-- TASK STATEMENT --
Reproduce the following material exactly, including every line.

-- RECORDS SUPPLIED --
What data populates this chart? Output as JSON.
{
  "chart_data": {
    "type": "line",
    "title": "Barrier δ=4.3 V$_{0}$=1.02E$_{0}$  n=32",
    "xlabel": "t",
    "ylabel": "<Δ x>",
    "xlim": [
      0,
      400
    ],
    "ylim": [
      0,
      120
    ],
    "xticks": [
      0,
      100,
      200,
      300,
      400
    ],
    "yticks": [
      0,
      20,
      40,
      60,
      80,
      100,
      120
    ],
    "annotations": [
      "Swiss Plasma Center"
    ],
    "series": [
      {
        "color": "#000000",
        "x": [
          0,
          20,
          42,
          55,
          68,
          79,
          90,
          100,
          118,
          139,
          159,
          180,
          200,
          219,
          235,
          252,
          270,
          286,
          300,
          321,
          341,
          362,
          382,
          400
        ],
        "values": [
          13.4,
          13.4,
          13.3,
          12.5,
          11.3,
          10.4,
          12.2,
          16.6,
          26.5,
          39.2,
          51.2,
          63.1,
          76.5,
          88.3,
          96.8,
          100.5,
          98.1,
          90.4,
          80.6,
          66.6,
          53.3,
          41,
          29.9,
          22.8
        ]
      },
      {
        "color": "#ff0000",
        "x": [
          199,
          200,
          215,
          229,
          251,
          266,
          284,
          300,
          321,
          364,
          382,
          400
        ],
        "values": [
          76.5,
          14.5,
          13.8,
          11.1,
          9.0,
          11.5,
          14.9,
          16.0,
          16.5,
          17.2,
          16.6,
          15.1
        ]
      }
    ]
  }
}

-- FINISHED EXERCISE --
What data populates this chart? Output as JSON.
{
  "chart_data": {
    "type": "line",
    "title": "Barrier δ=4.3 V$_{0}$=1.02E$_{0}$  n=32",
    "xlabel": "t",
    "ylabel": "<Δ x>",
    "xlim": [
      0,
      400
    ],
    "ylim": [
      0,
      120
    ],
    "xticks": [
      0,
      100,
      200,
      300,
      400
    ],
    "yticks": [
      0,
      20,
      40,
      60,
      80,
      100,
      120
    ],
    "annotations": [
      "Swiss Plasma Center"
    ],
    "series": [
      {
        "color": "#000000",
        "x": [
          0,
          20,
          42,
          55,
          68,
          79,
          90,
          100,
          118,
          139,
          159,
          180,
          200,
          219,
          235,
          252,
          270,
          286,
          300,
          321,
          341,
          362,
          382,
          400
        ],
        "values": [
          13.4,
          13.4,
          13.3,
          12.5,
          11.3,
          10.4,
          12.2,
          16.6,
          26.5,
          39.2,
          51.2,
          63.1,
          76.5,
          88.3,
          96.8,
          100.5,
          98.1,
          90.4,
          80.6,
          66.6,
          53.3,
          41,
          29.9,
          22.8
        ]
      },
      {
        "color": "#ff0000",
        "x": [
          199,
          200,
          215,
          229,
          251,
          266,
          284,
          300,
          321,
          364,
          382,
          400
        ],
        "values": [
          76.5,
          14.5,
          13.8,
          11.1,
          9.0,
          11.5,
          14.9,
          16.0,
          16.5,
          17.2,
          16.6,
          15.1
        ]
      }
    ]
  }
}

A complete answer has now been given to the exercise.